-- Assigned task 1 --
Answer these questions from the passage on tuberculosis risk, each on its own line:
(a) What does the passage give as a possible reason for higher income levels in isolated communities?
(b) Which two socioeconomic variables were left out of the analysis for lack of data?
(c) Which two risk factors for progression from TB infection to disease does the passage name?
-- Assigned task 2 --
Write the next part of the passage on tuberculosis risk, picking up after its final sentence.

-- Text shown --
◆ ◆ ◆

Although an increase in community income was associated with a decreased risk of TB, income levels were higher in isolated communities where TB incidence is higher. This may be due to higher wages given to employees in isolated areas where the cost of living is elevated. The significant interaction between ppr and household income in model 2 may indicate that effect modification is present, and that housing density is associated with an increased risk of TB across different levels of income.
Some underlying factors that explain the occurrence of TB in certain communities were not considered in the multivariate models. For example, it is possible that communities with overcrowded housing also experience a higher prevalence of latent TB infection, and/or risk factors for progression from TB infection to disease. Such risk factors may include substance abuse,11 and undernutrition,12 which may be more prevalent in communities with socioeconomic disadvantages. Other socioeconomic variables associated with TB, such as unemployment and homelessness,13,14 were also neglected in the analysis due to lack of data. An ascertainment bias may have exaggerated the association between isolation and TB, as medical professionals in isolated communities where TB is endemic may be more likely to consider TB in their diagnoses. It is also possible that people in non-isolated communities are more likely to move off reserve, and may break down to disease in areas where FNIHB does not provide services. Despite these limitations, the data do support the conclusion that overcrowded living conditions and isolation from health services are associated with an increased risk of developing TB.

◆ ◆ ◆

-- Supplied data --

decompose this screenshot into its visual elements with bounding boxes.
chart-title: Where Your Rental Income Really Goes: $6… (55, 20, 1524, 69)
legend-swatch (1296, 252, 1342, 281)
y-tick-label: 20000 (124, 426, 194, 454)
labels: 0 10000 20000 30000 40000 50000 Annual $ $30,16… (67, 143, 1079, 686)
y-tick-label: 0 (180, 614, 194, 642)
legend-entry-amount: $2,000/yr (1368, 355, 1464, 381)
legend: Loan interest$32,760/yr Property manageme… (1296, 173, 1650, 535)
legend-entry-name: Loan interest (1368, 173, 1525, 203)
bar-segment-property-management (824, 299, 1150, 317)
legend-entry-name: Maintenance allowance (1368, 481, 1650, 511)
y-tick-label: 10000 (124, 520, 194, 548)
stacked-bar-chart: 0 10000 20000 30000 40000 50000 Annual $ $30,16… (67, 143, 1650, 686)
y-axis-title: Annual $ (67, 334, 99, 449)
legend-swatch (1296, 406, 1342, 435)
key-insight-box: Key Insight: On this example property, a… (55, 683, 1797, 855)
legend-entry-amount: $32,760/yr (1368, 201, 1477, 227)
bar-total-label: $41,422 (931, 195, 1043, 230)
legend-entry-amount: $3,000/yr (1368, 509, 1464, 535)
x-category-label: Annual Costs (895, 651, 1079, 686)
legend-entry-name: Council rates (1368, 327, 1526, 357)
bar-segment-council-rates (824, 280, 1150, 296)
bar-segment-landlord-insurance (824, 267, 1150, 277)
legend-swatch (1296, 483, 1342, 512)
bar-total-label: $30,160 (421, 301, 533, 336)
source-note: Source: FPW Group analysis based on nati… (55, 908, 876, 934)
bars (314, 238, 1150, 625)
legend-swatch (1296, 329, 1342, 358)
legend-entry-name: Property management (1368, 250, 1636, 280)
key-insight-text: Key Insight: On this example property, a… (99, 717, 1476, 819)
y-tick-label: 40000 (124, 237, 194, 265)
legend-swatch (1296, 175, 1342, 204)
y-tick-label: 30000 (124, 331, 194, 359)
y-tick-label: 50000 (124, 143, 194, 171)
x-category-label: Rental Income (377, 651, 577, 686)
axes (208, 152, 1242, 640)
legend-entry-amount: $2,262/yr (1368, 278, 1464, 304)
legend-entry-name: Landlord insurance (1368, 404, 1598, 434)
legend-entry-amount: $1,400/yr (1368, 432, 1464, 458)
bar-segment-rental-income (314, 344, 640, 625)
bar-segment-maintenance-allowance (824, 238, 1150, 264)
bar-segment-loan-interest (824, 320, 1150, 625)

◆ ◆ ◆

-- Answer 1 --
(a) Higher wages given to employees in isolated areas where the cost of living is elevated.
(b) Unemployment and homelessness.
(c) Substance abuse and undernutrition.

-- Answer 2 --
It has been hypothesized that the severity of the TB epidemic among First Nations after contact with Europeans was due more to social conditions such as crowding than the introduction of a more virulent strain of TB.15,16 In recent years, analyses have shown that clustering of culture-positive TB cases with the same DNA fingerprint is much more common in the First Nations population than in the non-Aboriginal Canadian population.17 The occurrence of these clusters, and high rates of TB infection and disease among children,2 show that First Nations likely experience an elevated risk of transmission, a risk that may be related to housing conditions. Overcrowded housing and inadequate community infrastructure have been associated with increased risk for other infectious diseases in First Nations populations, such as Shigellosis.18 The effect of overcrowding on TB epidemiology and control can be expressed in terms of its impact on the basic reproductive rate R0 of the disease over time. R0 is the average number of secondary infectious disease cases per infectious case.19 To reduce incidence of that disease and eventually achieve elimination, it is essential to bring R0 to <1 from year to year. Reducing the contact rate between infectious cases and other individuals generally has the effect of reducing R0, and contact rates decrease as socioeconomic conditions improve and overcrowding is prevented.20 The increased potential for contact due to overcrowding emphasizes the need to find and treat infectious TB cases in First Nations communities rapidly before transmission and clustering occur.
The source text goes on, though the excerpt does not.